- [The data]

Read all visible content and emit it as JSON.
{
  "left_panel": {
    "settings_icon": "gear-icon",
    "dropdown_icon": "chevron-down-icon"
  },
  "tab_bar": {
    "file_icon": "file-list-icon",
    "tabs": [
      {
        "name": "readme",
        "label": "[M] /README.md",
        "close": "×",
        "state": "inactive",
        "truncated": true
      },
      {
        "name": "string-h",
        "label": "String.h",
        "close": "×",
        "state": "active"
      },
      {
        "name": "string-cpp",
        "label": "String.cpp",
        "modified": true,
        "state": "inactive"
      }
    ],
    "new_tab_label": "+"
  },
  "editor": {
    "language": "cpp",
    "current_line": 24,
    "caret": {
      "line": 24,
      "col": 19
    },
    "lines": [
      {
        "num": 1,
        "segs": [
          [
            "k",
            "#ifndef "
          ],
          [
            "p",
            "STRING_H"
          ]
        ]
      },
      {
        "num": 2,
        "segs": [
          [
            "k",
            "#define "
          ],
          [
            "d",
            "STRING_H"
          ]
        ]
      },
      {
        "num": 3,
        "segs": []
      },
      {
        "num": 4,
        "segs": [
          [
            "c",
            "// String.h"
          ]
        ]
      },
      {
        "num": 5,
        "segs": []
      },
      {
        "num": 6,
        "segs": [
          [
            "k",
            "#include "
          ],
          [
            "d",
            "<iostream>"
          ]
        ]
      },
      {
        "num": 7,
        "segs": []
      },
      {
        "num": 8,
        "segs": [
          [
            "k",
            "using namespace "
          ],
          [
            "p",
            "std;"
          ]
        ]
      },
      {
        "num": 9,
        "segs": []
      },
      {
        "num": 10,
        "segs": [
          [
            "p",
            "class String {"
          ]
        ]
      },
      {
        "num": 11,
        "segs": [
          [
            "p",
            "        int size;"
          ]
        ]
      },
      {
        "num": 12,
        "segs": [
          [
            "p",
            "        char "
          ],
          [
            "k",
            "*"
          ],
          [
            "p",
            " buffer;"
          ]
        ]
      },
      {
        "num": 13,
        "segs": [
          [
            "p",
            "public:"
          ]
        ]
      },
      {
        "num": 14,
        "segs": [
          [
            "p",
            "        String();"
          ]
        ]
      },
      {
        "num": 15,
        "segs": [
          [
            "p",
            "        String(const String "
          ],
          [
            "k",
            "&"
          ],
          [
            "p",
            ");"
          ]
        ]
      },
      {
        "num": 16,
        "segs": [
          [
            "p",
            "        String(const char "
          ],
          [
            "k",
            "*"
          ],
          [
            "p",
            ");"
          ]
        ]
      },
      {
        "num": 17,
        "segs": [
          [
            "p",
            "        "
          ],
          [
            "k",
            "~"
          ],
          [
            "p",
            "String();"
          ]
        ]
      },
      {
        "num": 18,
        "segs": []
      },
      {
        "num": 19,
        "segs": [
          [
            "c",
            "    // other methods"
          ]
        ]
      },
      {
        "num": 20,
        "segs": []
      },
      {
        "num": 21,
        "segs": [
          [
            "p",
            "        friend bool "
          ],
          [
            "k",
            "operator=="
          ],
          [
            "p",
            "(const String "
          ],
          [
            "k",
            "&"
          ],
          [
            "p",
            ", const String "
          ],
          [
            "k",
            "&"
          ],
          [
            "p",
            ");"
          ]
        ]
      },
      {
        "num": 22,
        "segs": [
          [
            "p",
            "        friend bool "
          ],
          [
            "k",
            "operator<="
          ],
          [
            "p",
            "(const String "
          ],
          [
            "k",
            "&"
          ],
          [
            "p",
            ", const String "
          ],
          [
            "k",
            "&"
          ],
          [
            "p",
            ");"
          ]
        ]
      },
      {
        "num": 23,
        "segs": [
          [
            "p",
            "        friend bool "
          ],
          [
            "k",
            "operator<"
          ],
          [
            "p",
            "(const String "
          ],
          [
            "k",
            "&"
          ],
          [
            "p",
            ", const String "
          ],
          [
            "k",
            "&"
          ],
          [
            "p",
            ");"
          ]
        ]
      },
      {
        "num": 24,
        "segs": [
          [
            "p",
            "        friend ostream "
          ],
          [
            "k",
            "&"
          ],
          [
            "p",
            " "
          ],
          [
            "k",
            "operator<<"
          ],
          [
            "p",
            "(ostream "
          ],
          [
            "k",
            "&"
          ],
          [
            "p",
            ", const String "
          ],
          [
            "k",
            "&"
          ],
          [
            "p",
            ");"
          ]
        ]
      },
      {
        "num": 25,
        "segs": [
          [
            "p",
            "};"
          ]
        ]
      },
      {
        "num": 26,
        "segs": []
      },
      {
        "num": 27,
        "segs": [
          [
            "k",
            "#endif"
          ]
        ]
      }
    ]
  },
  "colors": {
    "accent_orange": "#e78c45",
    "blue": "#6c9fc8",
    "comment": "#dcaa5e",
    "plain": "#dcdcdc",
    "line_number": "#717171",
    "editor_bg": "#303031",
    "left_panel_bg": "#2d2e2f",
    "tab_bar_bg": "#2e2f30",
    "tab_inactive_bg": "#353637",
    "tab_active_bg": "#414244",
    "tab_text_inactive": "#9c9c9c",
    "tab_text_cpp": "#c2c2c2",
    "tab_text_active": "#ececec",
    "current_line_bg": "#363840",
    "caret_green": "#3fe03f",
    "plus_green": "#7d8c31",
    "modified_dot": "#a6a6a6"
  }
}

- [Task objective] Please quote the records above exactly, without skipping a line.

- [Solution for this task]
Read all visible content and emit it as JSON.
{
  "left_panel": {
    "settings_icon": "gear-icon",
    "dropdown_icon": "chevron-down-icon"
  },
  "tab_bar": {
    "file_icon": "file-list-icon",
    "tabs": [
      {
        "name": "readme",
        "label": "[M] /README.md",
        "close": "×",
        "state": "inactive",
        "truncated": true
      },
      {
        "name": "string-h",
        "label": "String.h",
        "close": "×",
        "state": "active"
      },
      {
        "name": "string-cpp",
        "label": "String.cpp",
        "modified": true,
        "state": "inactive"
      }
    ],
    "new_tab_label": "+"
  },
  "editor": {
    "language": "cpp",
    "current_line": 24,
    "caret": {
      "line": 24,
      "col": 19
    },
    "lines": [
      {
        "num": 1,
        "segs": [
          [
            "k",
            "#ifndef "
          ],
          [
            "p",
            "STRING_H"
          ]
        ]
      },
      {
        "num": 2,
        "segs": [
          [
            "k",
            "#define "
          ],
          [
            "d",
            "STRING_H"
          ]
        ]
      },
      {
        "num": 3,
        "segs": []
      },
      {
        "num": 4,
        "segs": [
          [
            "c",
            "// String.h"
          ]
        ]
      },
      {
        "num": 5,
        "segs": []
      },
      {
        "num": 6,
        "segs": [
          [
            "k",
            "#include "
          ],
          [
            "d",
            "<iostream>"
          ]
        ]
      },
      {
        "num": 7,
        "segs": []
      },
      {
        "num": 8,
        "segs": [
          [
            "k",
            "using namespace "
          ],
          [
            "p",
            "std;"
          ]
        ]
      },
      {
        "num": 9,
        "segs": []
      },
      {
        "num": 10,
        "segs": [
          [
            "p",
            "class String {"
          ]
        ]
      },
      {
        "num": 11,
        "segs": [
          [
            "p",
            "        int size;"
          ]
        ]
      },
      {
        "num": 12,
        "segs": [
          [
            "p",
            "        char "
          ],
          [
            "k",
            "*"
          ],
          [
            "p",
            " buffer;"
          ]
        ]
      },
      {
        "num": 13,
        "segs": [
          [
            "p",
            "public:"
          ]
        ]
      },
      {
        "num": 14,
        "segs": [
          [
            "p",
            "        String();"
          ]
        ]
      },
      {
        "num": 15,
        "segs": [
          [
            "p",
            "        String(const String "
          ],
          [
            "k",
            "&"
          ],
          [
            "p",
            ");"
          ]
        ]
      },
      {
        "num": 16,
        "segs": [
          [
            "p",
            "        String(const char "
          ],
          [
            "k",
            "*"
          ],
          [
            "p",
            ");"
          ]
        ]
      },
      {
        "num": 17,
        "segs": [
          [
            "p",
            "        "
          ],
          [
            "k",
            "~"
          ],
          [
            "p",
            "String();"
          ]
        ]
      },
      {
        "num": 18,
        "segs": []
      },
      {
        "num": 19,
        "segs": [
          [
            "c",
            "    // other methods"
          ]
        ]
      },
      {
        "num": 20,
        "segs": []
      },
      {
        "num": 21,
        "segs": [
          [
            "p",
            "        friend bool "
          ],
          [
            "k",
            "operator=="
          ],
          [
            "p",
            "(const String "
          ],
          [
            "k",
            "&"
          ],
          [
            "p",
            ", const String "
          ],
          [
            "k",
            "&"
          ],
          [
            "p",
            ");"
          ]
        ]
      },
      {
        "num": 22,
        "segs": [
          [
            "p",
            "        friend bool "
          ],
          [
            "k",
            "operator<="
          ],
          [
            "p",
            "(const String "
          ],
          [
            "k",
            "&"
          ],
          [
            "p",
            ", const String "
          ],
          [
            "k",
            "&"
          ],
          [
            "p",
            ");"
          ]
        ]
      },
      {
        "num": 23,
        "segs": [
          [
            "p",
            "        friend bool "
          ],
          [
            "k",
            "operator<"
          ],
          [
            "p",
            "(const String "
          ],
          [
            "k",
            "&"
          ],
          [
            "p",
            ", const String "
          ],
          [
            "k",
            "&"
          ],
          [
            "p",
            ");"
          ]
        ]
      },
      {
        "num": 24,
        "segs": [
          [
            "p",
            "        friend ostream "
          ],
          [
            "k",
            "&"
          ],
          [
            "p",
            " "
          ],
          [
            "k",
            "operator<<"
          ],
          [
            "p",
            "(ostream "
          ],
          [
            "k",
            "&"
          ],
          [
            "p",
            ", const String "
          ],
          [
            "k",
            "&"
          ],
          [
            "p",
            ");"
          ]
        ]
      },
      {
        "num": 25,
        "segs": [
          [
            "p",
            "};"
          ]
        ]
      },
      {
        "num": 26,
        "segs": []
      },
      {
        "num": 27,
        "segs": [
          [
            "k",
            "#endif"
          ]
        ]
      }
    ]
  },
  "colors": {
    "accent_orange": "#e78c45",
    "blue": "#6c9fc8",
    "comment": "#dcaa5e",
    "plain": "#dcdcdc",
    "line_number": "#717171",
    "editor_bg": "#303031",
    "left_panel_bg": "#2d2e2f",
    "tab_bar_bg": "#2e2f30",
    "tab_inactive_bg": "#353637",
    "tab_active_bg": "#414244",
    "tab_text_inactive": "#9c9c9c",
    "tab_text_cpp": "#c2c2c2",
    "tab_text_active": "#ececec",
    "current_line_bg": "#363840",
    "caret_green": "#3fe03f",
    "plus_green": "#7d8c31",
    "modified_dot": "#a6a6a6"
  }
}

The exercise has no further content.